▶ _KUTIPAN TEKS_
==========

SELAPANAN (PAGUDAN)
A.
DEFINISI
SELAPANAN
Upacara adat selapanan bayi masih banyak dikenal oleh masyarakat
jawa. Tradisi ini adalah berupa selamatan yang pada umumnya diselenggarakan
pada waktu bayi telah berusia 35-37 hari (dino pitu pasaran limo), dan biasanya
diisi dengan upacara pencukuran bayi dan pemotongan kuku jari bayi. Ada juga
yang menyandingkan dengan acara aqiqahan. Aqiqah adalah ritual bagi bayi yang
merupakan ajaran islam , yaitu penyembelihan hewan .
namun bagi sebagian masyarakat jawa yg melakukan upacara aqiqah
bersamaan upacara selapanan dilakukan pada 35 hari setelah kelahiran bayi dan
pelaksanaannya itu disesuaikan dengan hari weton yang berasal dari penanggalan
jawa, yaitu pon, wage, kliwon, legi, pahing, dengan mengadakan kenduri, atau
sebagian juga ada yang melakukannya di hari ke- 40 kelahiran bayi.
Banyak makna dan pesan tersirat dari
praktek upacara selapanan, walaupun dalam pelaksanaannya ada juga yang perlu
diluruskan. Contohnya saja bahan-bahan yang digunakan dalam bancakan selapanan,
diantaranya : tumpeng weton, sayur 7 macam semua boleh dipotong kecuali
kangkung dan kancang panjang, telur ayam direbus sebanyak 7, 11, atau 17 butir,
cabai, bawang merah, bumbu gudangan tidak pedas, kalo / saringan santan dari
bambu, buah-buahan sebanyak 7 macam, harus dengan pisang raja, kembang setaman,
bubur 7 rupa. .semua bahan-bahan tersebut harus ada dan tidak boleh ada yang
tertinggal satupun. Bancakan ini hendaknya dimakan minimal 7, 11 atau 17 orang.
Apapun makanan dan bancakannya, semua bermuara dalam satu tujuan,
yakni mengharapkan agar bayi selalu mendapatkan kebaikan serta dihindarkan dari
mara bahaya dengan sedekah tersebut. Dalam hadits disebutkan
تَعَوَّذُوا
بِاللَّهِ مِنْ جَهْدِ الْبَلَاءِ وَدَرَكِ الشَّقَاءِ وَسُوءِ الْقَضَاءِ
“memohonlah kepada Allah dijaga dari
deritanya bala’ dan menjumpai kesulitan dan ketentuan buruk”. (HR,
al-Bukhori)

==========

▶ _DATA MASUKAN_
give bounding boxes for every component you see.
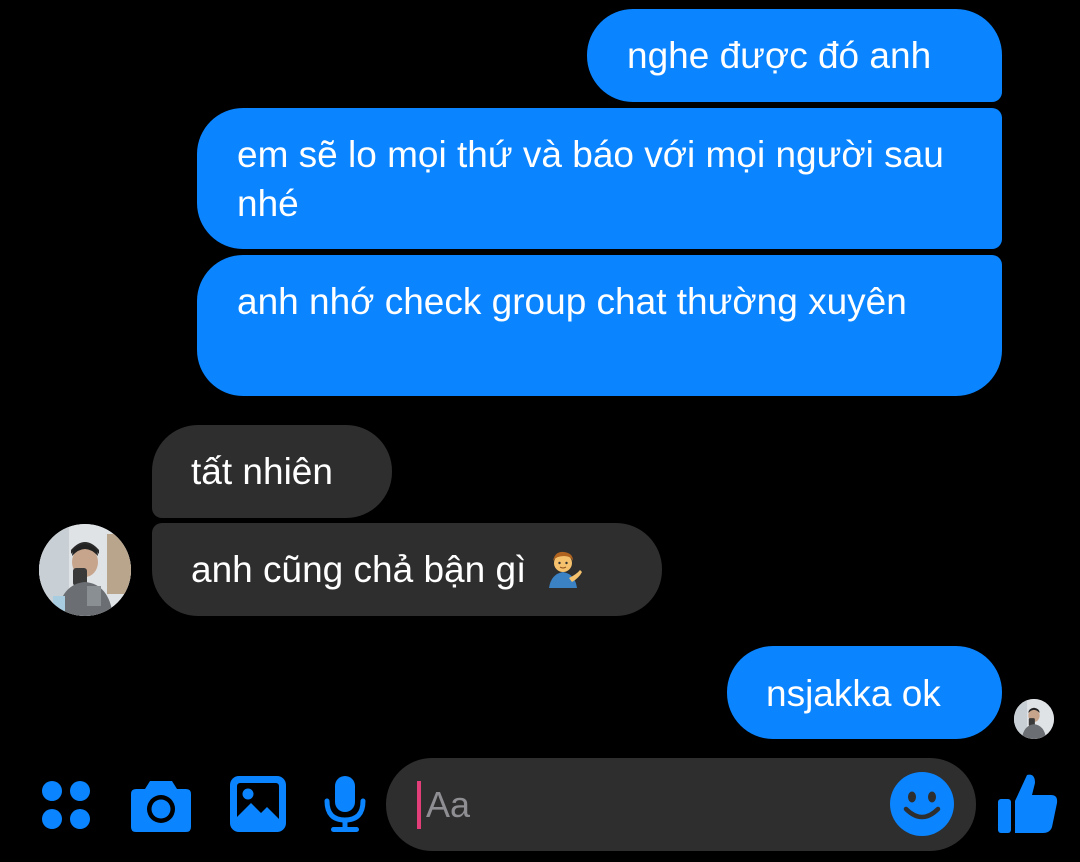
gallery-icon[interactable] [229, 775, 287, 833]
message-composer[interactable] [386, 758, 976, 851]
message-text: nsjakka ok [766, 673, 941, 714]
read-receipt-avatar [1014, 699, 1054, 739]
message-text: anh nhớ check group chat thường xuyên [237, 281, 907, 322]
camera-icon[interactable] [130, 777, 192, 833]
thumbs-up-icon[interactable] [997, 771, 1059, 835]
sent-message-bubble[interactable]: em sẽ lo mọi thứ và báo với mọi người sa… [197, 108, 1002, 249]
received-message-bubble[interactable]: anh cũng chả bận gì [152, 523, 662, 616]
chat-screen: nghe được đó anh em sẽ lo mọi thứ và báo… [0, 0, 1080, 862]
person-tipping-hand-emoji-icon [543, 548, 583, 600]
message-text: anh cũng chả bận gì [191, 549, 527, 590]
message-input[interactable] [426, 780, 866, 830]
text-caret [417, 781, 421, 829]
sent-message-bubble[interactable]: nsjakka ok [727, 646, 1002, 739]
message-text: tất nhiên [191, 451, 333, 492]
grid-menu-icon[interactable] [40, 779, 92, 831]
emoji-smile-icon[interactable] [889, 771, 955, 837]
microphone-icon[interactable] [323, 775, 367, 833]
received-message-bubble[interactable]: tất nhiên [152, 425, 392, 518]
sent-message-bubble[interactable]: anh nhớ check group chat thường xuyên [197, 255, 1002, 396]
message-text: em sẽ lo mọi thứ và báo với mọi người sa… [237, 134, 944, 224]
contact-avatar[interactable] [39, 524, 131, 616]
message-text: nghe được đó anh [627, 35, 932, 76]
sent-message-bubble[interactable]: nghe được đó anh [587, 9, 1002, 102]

==========

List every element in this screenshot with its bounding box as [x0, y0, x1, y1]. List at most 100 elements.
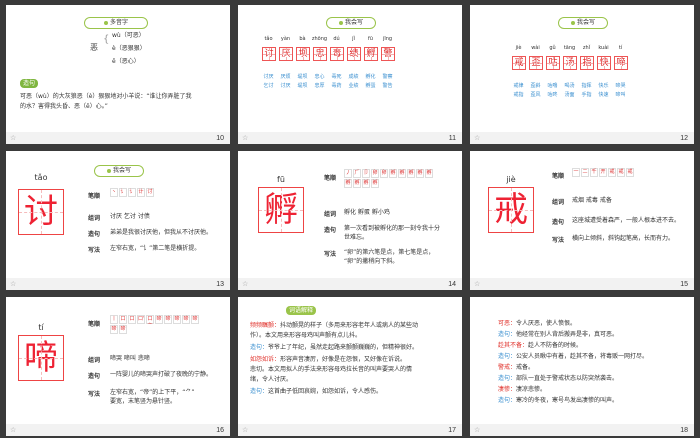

==========

▶ _PETUNJUK_
1) Dalam teks tentang upacara selapanan, mengapa makanan dan bancakan disediakan? Jelaskan dalam satu hingga tiga kalimat.
2) Daftarkan setiap baris entri yang memuat kata "được".
Teks dan entri di atas tidak saling berkaitan.

▶ _HASIL AKHIR_
1) Apa pun makanan dan bancakannya, semuanya bermuara pada satu tujuan, yaitu harapan agar bayi selalu mendapatkan kebaikan. Melalui sedekah tersebut, bayi juga diharapkan dihindarkan dari mara bahaya.

2)
chat-screen: nghe được đó anh em sẽ lo mọi thứ và báo… [0, 0, 1080, 862]
message-text: nghe được đó anh [627, 35, 932, 76]
sent-message-bubble[interactable]: nghe được đó anh [587, 9, 1002, 102]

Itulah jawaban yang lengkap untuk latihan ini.